Data excerpts
┄┄┄┄┄┄┄┄┄┄┄┄┄┄┄┄┄┄┄┄

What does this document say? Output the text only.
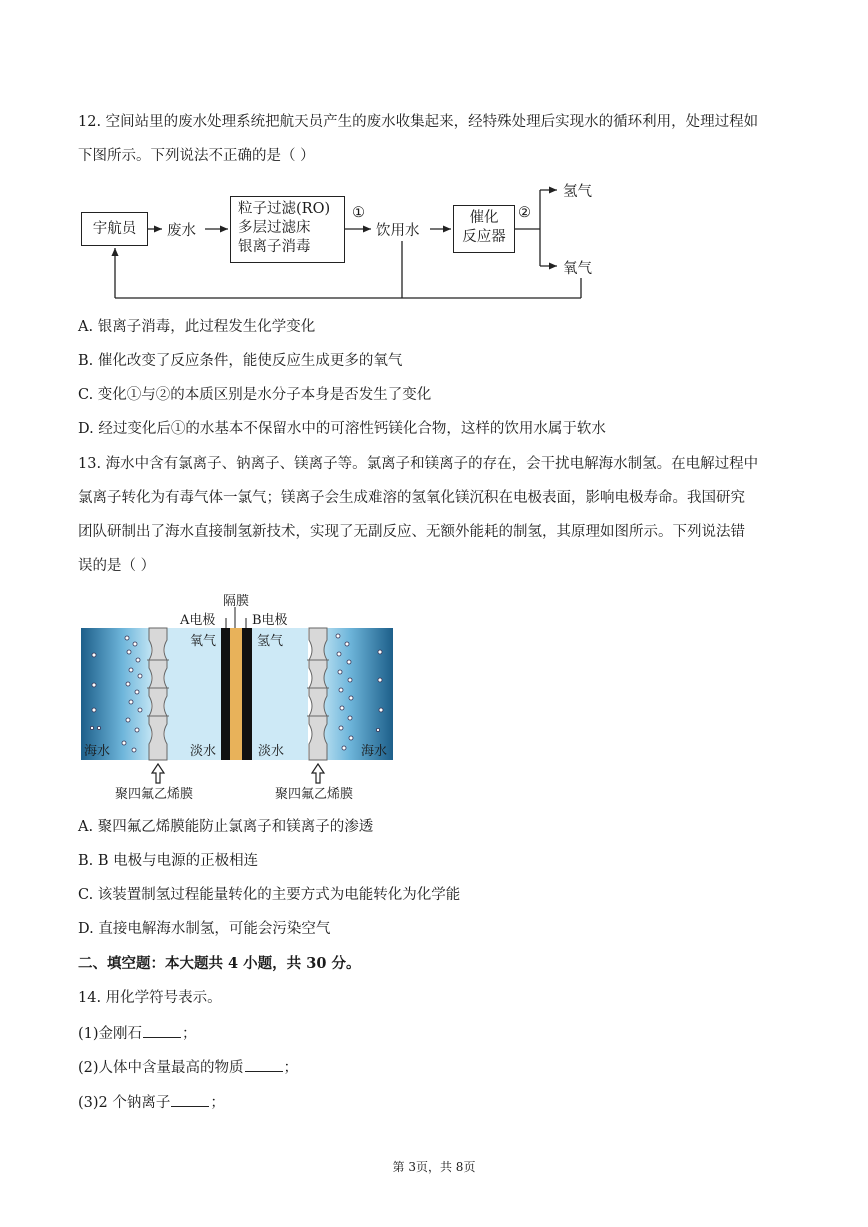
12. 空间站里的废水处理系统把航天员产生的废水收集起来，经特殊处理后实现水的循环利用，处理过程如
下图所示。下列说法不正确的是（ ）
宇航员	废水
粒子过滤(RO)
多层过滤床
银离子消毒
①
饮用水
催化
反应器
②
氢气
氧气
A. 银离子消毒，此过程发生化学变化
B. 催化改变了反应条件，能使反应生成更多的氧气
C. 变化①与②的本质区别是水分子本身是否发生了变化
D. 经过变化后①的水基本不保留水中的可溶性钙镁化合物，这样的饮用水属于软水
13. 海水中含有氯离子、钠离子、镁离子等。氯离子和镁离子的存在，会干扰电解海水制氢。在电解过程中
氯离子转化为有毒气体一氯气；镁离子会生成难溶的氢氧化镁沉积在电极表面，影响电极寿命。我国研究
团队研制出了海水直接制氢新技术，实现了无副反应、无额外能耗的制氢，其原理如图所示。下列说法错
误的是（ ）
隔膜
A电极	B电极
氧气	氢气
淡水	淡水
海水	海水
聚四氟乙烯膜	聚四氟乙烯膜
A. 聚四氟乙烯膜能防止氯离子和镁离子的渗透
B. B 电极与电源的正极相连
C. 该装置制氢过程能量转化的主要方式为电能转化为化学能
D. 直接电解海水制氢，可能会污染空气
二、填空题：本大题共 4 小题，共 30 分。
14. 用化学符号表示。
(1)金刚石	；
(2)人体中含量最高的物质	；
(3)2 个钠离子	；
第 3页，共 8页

┄┄┄┄┄┄┄┄┄┄┄┄┄┄┄┄┄┄┄┄

STATED EXERCISE: Transcribe all the lines above exactly, apart from the pictures.

EXERCISE RESULT:
What does this document say? Output the text only.
12. 空间站里的废水处理系统把航天员产生的废水收集起来，经特殊处理后实现水的循环利用，处理过程如
下图所示。下列说法不正确的是（ ）
宇航员	废水
粒子过滤(RO)
多层过滤床
银离子消毒
①
饮用水
催化
反应器
②
氢气
氧气
A. 银离子消毒，此过程发生化学变化
B. 催化改变了反应条件，能使反应生成更多的氧气
C. 变化①与②的本质区别是水分子本身是否发生了变化
D. 经过变化后①的水基本不保留水中的可溶性钙镁化合物，这样的饮用水属于软水
13. 海水中含有氯离子、钠离子、镁离子等。氯离子和镁离子的存在，会干扰电解海水制氢。在电解过程中
氯离子转化为有毒气体一氯气；镁离子会生成难溶的氢氧化镁沉积在电极表面，影响电极寿命。我国研究
团队研制出了海水直接制氢新技术，实现了无副反应、无额外能耗的制氢，其原理如图所示。下列说法错
误的是（ ）
隔膜
A电极	B电极
氧气	氢气
淡水	淡水
海水	海水
聚四氟乙烯膜	聚四氟乙烯膜
A. 聚四氟乙烯膜能防止氯离子和镁离子的渗透
B. B 电极与电源的正极相连
C. 该装置制氢过程能量转化的主要方式为电能转化为化学能
D. 直接电解海水制氢，可能会污染空气
二、填空题：本大题共 4 小题，共 30 分。
14. 用化学符号表示。
(1)金刚石	；
(2)人体中含量最高的物质	；
(3)2 个钠离子	；
第 3页，共 8页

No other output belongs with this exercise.